Rows from a figure dataset
>>>

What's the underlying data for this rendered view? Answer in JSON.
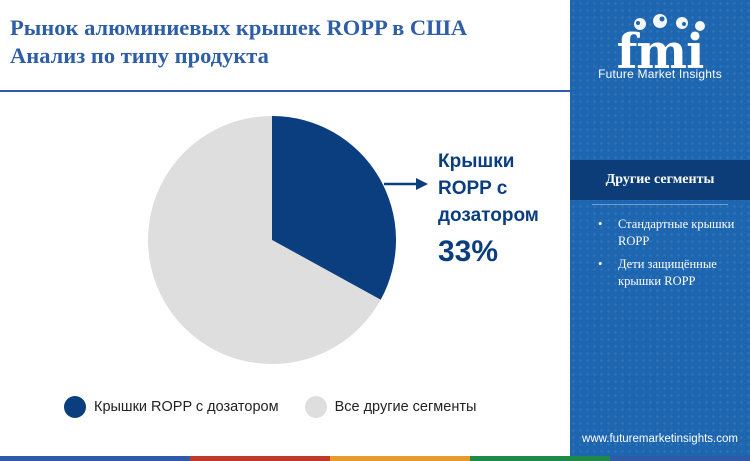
{
  "title": {
    "line1": "Рынок алюминиевых крышек ROPP в США",
    "line2": "Анализ  по типу продукта"
  },
  "chart_data": {
    "type": "pie",
    "categories": [
      "Крышки ROPP с дозатором",
      "Все другие сегменты"
    ],
    "values": [
      33,
      67
    ],
    "unit": "%",
    "colors": [
      "#0b3e7e",
      "#dedede"
    ],
    "callout": {
      "label": "Крышки ROPP с дозатором",
      "value": "33%"
    },
    "legend": {
      "placement": "bottom",
      "entries": [
        "Крышки ROPP с дозатором",
        "Все другие сегменты"
      ]
    }
  },
  "sidebar": {
    "logo_text": "fmi",
    "logo_caption": "Future Market Insights",
    "section_title": "Другие сегменты",
    "items": [
      "Стандартные крышки ROPP",
      "Дети защищённые крышки ROPP"
    ],
    "website": "www.futuremarketinsights.com",
    "background_color": "#1e66b0"
  },
  "bottom_strip_colors": [
    "#2f5aa8",
    "#c0392b",
    "#e59c2a",
    "#1e8a4a",
    "#2f5aa8"
  ]
}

<<<

Given task | Copy out every line of the material above exactly, skipping the pictures.

Solution to the problem |
What's the underlying data for this rendered view? Answer in JSON.
{
  "title": {
    "line1": "Рынок алюминиевых крышек ROPP в США",
    "line2": "Анализ  по типу продукта"
  },
  "chart_data": {
    "type": "pie",
    "categories": [
      "Крышки ROPP с дозатором",
      "Все другие сегменты"
    ],
    "values": [
      33,
      67
    ],
    "unit": "%",
    "colors": [
      "#0b3e7e",
      "#dedede"
    ],
    "callout": {
      "label": "Крышки ROPP с дозатором",
      "value": "33%"
    },
    "legend": {
      "placement": "bottom",
      "entries": [
        "Крышки ROPP с дозатором",
        "Все другие сегменты"
      ]
    }
  },
  "sidebar": {
    "logo_text": "fmi",
    "logo_caption": "Future Market Insights",
    "section_title": "Другие сегменты",
    "items": [
      "Стандартные крышки ROPP",
      "Дети защищённые крышки ROPP"
    ],
    "website": "www.futuremarketinsights.com",
    "background_color": "#1e66b0"
  },
  "bottom_strip_colors": [
    "#2f5aa8",
    "#c0392b",
    "#e59c2a",
    "#1e8a4a",
    "#2f5aa8"
  ]
}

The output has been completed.